Tally up how many lines in the listing below contain the string "title", and give only the total.

--- START RECORDS TO USE ---

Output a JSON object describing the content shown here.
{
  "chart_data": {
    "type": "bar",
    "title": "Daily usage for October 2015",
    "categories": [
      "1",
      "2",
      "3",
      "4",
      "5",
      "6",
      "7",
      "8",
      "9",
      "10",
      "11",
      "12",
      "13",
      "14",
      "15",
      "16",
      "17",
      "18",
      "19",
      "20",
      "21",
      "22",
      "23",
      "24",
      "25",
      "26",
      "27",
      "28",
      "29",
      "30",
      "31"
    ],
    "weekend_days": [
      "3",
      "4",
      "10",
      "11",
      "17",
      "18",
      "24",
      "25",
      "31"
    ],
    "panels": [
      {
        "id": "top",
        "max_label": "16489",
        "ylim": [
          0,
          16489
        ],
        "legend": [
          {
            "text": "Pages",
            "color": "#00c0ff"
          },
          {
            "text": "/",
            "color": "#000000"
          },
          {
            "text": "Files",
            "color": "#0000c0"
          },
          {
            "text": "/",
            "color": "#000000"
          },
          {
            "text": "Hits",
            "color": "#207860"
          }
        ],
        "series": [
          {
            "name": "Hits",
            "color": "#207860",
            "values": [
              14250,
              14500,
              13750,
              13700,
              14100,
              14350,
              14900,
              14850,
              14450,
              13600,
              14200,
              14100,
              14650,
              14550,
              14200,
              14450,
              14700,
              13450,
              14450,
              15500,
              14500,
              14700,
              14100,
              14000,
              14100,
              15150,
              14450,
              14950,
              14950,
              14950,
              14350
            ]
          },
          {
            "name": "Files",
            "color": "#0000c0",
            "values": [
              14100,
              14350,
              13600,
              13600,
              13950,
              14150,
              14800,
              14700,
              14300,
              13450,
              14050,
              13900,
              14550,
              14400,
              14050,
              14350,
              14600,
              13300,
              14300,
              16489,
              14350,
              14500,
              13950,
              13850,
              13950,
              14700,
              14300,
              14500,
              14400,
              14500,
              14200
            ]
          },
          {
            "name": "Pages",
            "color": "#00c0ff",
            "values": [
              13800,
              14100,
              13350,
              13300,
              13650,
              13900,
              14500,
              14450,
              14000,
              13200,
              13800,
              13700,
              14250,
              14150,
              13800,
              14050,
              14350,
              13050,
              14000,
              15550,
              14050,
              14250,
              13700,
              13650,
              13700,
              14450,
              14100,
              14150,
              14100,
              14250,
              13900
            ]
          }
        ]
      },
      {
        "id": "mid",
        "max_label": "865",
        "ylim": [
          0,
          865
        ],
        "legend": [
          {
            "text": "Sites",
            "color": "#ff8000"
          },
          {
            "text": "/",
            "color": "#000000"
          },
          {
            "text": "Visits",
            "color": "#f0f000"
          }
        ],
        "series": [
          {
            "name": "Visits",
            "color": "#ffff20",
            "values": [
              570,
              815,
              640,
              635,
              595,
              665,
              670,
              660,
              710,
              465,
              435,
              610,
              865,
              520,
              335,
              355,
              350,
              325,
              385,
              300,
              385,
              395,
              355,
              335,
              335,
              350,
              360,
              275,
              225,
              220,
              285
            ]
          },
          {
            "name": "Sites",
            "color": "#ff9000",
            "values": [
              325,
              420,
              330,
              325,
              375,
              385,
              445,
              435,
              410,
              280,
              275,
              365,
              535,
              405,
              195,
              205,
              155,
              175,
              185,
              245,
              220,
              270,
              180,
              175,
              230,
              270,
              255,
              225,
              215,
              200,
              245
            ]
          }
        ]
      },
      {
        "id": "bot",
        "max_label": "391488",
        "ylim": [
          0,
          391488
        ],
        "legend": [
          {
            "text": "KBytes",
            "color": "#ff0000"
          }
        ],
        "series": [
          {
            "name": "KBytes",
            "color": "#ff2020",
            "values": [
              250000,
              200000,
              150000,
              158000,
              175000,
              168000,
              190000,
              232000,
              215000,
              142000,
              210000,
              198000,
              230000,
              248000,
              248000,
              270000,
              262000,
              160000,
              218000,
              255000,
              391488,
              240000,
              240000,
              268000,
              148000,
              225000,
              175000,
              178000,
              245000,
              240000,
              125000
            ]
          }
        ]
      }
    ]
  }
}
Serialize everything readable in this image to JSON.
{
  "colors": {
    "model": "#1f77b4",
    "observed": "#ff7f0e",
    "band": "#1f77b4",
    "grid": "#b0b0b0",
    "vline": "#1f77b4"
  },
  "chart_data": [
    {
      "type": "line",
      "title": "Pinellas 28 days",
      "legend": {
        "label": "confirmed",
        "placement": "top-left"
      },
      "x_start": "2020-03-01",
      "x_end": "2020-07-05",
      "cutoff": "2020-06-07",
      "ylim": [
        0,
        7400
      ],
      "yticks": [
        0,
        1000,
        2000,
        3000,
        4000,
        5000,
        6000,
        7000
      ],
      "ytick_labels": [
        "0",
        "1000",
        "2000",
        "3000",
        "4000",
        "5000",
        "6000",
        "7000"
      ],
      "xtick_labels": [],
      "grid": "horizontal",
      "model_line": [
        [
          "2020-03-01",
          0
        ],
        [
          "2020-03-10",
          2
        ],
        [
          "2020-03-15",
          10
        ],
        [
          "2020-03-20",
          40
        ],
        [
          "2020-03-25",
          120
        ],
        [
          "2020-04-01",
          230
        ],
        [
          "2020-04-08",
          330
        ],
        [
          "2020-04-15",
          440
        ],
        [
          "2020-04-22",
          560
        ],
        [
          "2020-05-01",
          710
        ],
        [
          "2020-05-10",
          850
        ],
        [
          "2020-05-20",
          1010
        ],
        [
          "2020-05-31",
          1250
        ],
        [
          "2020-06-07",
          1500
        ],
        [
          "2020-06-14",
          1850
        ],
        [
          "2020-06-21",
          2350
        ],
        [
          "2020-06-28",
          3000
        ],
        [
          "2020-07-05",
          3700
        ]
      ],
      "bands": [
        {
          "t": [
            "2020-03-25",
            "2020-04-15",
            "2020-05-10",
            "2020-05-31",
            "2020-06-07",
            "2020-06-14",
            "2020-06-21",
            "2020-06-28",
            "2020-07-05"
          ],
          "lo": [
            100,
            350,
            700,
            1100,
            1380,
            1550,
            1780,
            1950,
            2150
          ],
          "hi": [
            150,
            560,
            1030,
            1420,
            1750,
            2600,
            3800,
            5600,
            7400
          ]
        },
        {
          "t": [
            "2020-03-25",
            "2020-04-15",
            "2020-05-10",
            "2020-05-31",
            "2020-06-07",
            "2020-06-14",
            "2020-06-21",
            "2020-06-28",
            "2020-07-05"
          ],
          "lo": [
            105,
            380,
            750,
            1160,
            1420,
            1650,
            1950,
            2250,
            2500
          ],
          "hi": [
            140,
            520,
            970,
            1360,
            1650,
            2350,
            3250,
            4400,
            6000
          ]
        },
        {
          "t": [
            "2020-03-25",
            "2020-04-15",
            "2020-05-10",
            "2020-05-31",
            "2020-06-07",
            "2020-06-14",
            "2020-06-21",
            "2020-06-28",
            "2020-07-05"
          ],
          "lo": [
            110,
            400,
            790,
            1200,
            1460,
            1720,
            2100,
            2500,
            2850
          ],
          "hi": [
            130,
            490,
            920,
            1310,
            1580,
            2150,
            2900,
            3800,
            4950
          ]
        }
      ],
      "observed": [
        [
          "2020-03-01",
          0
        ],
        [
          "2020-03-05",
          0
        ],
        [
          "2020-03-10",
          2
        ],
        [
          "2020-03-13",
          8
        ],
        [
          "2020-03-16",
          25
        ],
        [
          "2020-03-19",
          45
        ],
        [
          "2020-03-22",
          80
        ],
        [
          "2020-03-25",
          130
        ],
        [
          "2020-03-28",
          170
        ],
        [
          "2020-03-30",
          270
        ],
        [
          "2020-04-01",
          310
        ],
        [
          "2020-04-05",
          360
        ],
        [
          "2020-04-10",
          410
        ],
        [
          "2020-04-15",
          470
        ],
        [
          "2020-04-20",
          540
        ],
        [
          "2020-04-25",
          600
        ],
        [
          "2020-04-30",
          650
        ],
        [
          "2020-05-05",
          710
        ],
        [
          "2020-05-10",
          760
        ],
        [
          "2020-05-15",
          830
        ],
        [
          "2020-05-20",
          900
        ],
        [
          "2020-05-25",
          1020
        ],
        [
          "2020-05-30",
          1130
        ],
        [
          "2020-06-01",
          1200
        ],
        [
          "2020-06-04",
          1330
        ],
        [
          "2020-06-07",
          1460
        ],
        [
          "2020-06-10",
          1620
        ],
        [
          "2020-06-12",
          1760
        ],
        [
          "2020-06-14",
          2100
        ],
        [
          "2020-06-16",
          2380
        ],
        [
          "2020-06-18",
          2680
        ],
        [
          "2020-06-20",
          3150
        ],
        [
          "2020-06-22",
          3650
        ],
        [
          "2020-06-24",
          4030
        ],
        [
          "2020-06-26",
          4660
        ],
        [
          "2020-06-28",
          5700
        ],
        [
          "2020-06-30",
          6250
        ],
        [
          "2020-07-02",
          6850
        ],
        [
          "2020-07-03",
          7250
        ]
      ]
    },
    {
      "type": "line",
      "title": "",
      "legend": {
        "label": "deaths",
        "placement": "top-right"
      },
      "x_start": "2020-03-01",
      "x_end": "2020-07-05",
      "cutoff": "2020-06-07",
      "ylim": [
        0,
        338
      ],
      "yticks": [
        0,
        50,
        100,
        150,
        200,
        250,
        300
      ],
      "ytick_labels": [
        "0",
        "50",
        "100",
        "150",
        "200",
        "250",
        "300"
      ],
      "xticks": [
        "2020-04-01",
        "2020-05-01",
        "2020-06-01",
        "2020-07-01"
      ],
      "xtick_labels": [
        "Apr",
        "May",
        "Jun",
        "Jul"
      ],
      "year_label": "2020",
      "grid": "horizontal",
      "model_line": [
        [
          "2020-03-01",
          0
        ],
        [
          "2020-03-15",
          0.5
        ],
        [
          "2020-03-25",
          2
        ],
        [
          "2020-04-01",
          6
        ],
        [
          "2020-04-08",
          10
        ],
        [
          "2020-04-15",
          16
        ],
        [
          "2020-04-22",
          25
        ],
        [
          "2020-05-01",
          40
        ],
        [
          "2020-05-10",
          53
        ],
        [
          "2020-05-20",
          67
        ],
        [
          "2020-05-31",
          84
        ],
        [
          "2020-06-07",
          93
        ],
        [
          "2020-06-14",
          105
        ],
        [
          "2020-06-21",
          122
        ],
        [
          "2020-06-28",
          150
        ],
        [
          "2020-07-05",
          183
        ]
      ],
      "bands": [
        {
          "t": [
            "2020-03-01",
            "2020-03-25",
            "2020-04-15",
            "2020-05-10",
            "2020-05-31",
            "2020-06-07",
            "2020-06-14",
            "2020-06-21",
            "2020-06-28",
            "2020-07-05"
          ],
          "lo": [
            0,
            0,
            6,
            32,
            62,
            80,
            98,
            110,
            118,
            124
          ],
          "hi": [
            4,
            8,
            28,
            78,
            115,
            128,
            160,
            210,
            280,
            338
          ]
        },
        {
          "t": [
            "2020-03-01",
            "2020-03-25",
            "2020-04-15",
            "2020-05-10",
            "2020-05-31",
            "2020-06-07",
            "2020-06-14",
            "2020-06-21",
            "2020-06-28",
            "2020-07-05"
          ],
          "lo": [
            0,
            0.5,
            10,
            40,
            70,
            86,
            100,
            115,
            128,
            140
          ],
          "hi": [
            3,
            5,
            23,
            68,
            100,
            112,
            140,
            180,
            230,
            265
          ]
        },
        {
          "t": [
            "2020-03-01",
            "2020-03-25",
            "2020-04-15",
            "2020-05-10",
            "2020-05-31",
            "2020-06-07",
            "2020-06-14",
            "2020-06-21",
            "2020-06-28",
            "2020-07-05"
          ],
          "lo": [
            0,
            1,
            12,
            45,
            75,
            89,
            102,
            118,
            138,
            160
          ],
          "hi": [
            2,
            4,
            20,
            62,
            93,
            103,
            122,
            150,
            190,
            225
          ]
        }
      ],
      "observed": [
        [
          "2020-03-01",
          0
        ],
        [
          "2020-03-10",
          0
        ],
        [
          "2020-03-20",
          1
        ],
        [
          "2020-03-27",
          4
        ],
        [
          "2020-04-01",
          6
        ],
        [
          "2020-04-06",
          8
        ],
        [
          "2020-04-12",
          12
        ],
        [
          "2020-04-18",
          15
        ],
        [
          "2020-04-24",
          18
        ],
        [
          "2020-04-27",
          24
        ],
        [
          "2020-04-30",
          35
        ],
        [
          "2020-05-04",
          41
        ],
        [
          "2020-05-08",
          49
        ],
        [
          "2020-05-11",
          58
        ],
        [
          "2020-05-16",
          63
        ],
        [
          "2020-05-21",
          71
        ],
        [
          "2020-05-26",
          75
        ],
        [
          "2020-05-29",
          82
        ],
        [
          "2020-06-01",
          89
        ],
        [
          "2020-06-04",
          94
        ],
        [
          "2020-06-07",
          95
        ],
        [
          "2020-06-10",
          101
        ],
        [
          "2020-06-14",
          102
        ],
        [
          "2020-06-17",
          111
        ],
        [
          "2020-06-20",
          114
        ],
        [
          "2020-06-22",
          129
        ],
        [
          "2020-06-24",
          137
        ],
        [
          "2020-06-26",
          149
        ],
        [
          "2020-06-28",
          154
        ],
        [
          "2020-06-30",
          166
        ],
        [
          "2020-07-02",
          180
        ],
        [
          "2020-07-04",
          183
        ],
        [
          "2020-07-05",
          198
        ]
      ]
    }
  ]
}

--- END RECORDS TO USE ---

• **REPLY TO THE TASK**
3